Selon David Gordon White, l'origine de ce texte tardif est à rechercher dans les légendes nestoriennes de Barthélemy et d'André, circulant au Ve siècle. Le nestorianisme en transmit des versions aux hagiographes syriaques, latins et arméniens, d'où elles passèrent, avec des ajouts, à l'église jacobite égyptienne puis, au XIIIe siècle, dans les synaxaires arabes, lesquels furent traduits en éthiopien au siècle suivant 51.

 

Par exemple, à la date du 21 novembre, les anciens synaxaires arabes présentent ainsi la vie de saint Mercure, martyrisé entre 249 et 251, et que les coptes appellent Abou Seifen :

 

"En ce jour mourut martyr saint Mercure. Il était de la ville de Rome. Son
aïeul et son père étaient chasseurs de métier. Un jour, ils sortaient comme à
l'ordinaire. Ils furent rencontrés par deux cynocéphales anthropophages
qui dévorèrent l'aïeul et voulurent manger le père. Mais l'ange du Seigneur
les en empêcha en disant: « Ne le touchez pas, car il sortira de lui un fruit
excellent» : et il les entoura d'une haie de feu. Comme la situation leur
était pénible, ils allèrent trouver le père du saint et se prosternèrent devant
lui: Dieu changea leur nature en douceur.. ils furent comme des agneaux et
entrèrent avec lui dans la ville. Ensuite cet homme eut pour fils saint Mercure
qu'il appela d'abord Philopator, ce qui signifie «aimant ses parents ».
Quant aux cynocéphales, ils restèrent chez eux pendant quelque temps et
embrassèrent le christianisme: cela dura jusqu'à ce que Philopator fût
devenu grand. Il devint soldat et ils partaient avec lui à la guerre. Quand
c'était nécessaire, Dieu leur rendait leur nature et personne ne pouvait leur
résister "52.
···
Consignes ▸
• A. D'après le texte, quel nom les coptes donnent-ils à saint Mercure ?
• B. Recopiez le texte depuis « Selon David Gordon » jusqu'à « siècle suivant 51. » inclus.

Extrait des données ▸
···
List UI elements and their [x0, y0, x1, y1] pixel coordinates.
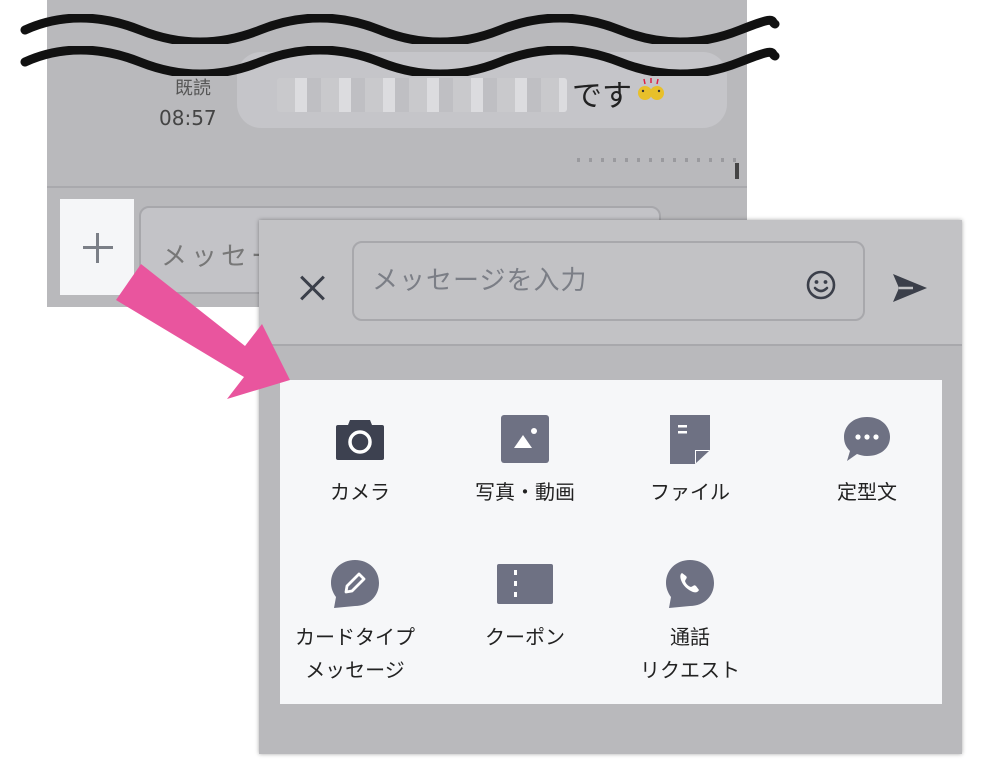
···
Corrigé complet ▸
• A. Abou Seifen.

• B.
Selon David Gordon White, l'origine de ce texte tardif est à rechercher dans les légendes nestoriennes de Barthélemy et d'André, circulant au Ve siècle. Le nestorianisme en transmit des versions aux hagiographes syriaques, latins et arméniens, d'où elles passèrent, avec des ajouts, à l'église jacobite égyptienne puis, au XIIIe siècle, dans les synaxaires arabes, lesquels furent traduits en éthiopien au siècle suivant 51.